### RECORDS FOR THIS TASK
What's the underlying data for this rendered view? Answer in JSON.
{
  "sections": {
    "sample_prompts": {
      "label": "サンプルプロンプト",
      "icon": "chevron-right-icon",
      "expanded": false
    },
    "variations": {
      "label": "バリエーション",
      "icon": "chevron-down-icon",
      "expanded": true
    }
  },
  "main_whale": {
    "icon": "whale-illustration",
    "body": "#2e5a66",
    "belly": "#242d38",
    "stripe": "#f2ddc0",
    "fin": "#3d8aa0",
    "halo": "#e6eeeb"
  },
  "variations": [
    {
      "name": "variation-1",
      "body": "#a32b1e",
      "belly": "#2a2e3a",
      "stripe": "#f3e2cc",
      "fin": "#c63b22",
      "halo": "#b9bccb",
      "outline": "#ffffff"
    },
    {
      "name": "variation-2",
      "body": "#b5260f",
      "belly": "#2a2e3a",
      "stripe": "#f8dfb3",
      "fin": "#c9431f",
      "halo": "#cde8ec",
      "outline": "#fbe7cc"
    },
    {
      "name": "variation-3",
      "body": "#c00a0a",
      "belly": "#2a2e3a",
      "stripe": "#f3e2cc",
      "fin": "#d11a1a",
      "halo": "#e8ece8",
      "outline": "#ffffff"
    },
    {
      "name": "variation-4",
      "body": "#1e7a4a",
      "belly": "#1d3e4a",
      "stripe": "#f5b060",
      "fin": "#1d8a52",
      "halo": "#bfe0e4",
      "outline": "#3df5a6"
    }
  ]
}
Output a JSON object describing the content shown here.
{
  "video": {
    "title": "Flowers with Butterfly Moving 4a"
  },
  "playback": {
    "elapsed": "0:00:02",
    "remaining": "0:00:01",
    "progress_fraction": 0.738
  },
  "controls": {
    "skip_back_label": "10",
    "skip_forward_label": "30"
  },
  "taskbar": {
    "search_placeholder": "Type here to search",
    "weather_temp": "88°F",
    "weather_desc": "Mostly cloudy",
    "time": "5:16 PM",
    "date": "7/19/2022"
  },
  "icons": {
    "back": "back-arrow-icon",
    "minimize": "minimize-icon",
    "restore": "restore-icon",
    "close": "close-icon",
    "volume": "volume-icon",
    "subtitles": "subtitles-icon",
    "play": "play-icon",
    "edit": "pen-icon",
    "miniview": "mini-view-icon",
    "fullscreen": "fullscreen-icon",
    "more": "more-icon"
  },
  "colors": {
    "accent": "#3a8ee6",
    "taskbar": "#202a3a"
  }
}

### TASK DESCRIPTION
Extract the full listing and reproduce each line exactly.

### SOLUTION FOR THIS EXERCISE
What's the underlying data for this rendered view? Answer in JSON.
{
  "sections": {
    "sample_prompts": {
      "label": "サンプルプロンプト",
      "icon": "chevron-right-icon",
      "expanded": false
    },
    "variations": {
      "label": "バリエーション",
      "icon": "chevron-down-icon",
      "expanded": true
    }
  },
  "main_whale": {
    "icon": "whale-illustration",
    "body": "#2e5a66",
    "belly": "#242d38",
    "stripe": "#f2ddc0",
    "fin": "#3d8aa0",
    "halo": "#e6eeeb"
  },
  "variations": [
    {
      "name": "variation-1",
      "body": "#a32b1e",
      "belly": "#2a2e3a",
      "stripe": "#f3e2cc",
      "fin": "#c63b22",
      "halo": "#b9bccb",
      "outline": "#ffffff"
    },
    {
      "name": "variation-2",
      "body": "#b5260f",
      "belly": "#2a2e3a",
      "stripe": "#f8dfb3",
      "fin": "#c9431f",
      "halo": "#cde8ec",
      "outline": "#fbe7cc"
    },
    {
      "name": "variation-3",
      "body": "#c00a0a",
      "belly": "#2a2e3a",
      "stripe": "#f3e2cc",
      "fin": "#d11a1a",
      "halo": "#e8ece8",
      "outline": "#ffffff"
    },
    {
      "name": "variation-4",
      "body": "#1e7a4a",
      "belly": "#1d3e4a",
      "stripe": "#f5b060",
      "fin": "#1d8a52",
      "halo": "#bfe0e4",
      "outline": "#3df5a6"
    }
  ]
}
Output a JSON object describing the content shown here.
{
  "video": {
    "title": "Flowers with Butterfly Moving 4a"
  },
  "playback": {
    "elapsed": "0:00:02",
    "remaining": "0:00:01",
    "progress_fraction": 0.738
  },
  "controls": {
    "skip_back_label": "10",
    "skip_forward_label": "30"
  },
  "taskbar": {
    "search_placeholder": "Type here to search",
    "weather_temp": "88°F",
    "weather_desc": "Mostly cloudy",
    "time": "5:16 PM",
    "date": "7/19/2022"
  },
  "icons": {
    "back": "back-arrow-icon",
    "minimize": "minimize-icon",
    "restore": "restore-icon",
    "close": "close-icon",
    "volume": "volume-icon",
    "subtitles": "subtitles-icon",
    "play": "play-icon",
    "edit": "pen-icon",
    "miniview": "mini-view-icon",
    "fullscreen": "fullscreen-icon",
    "more": "more-icon"
  },
  "colors": {
    "accent": "#3a8ee6",
    "taskbar": "#202a3a"
  }
}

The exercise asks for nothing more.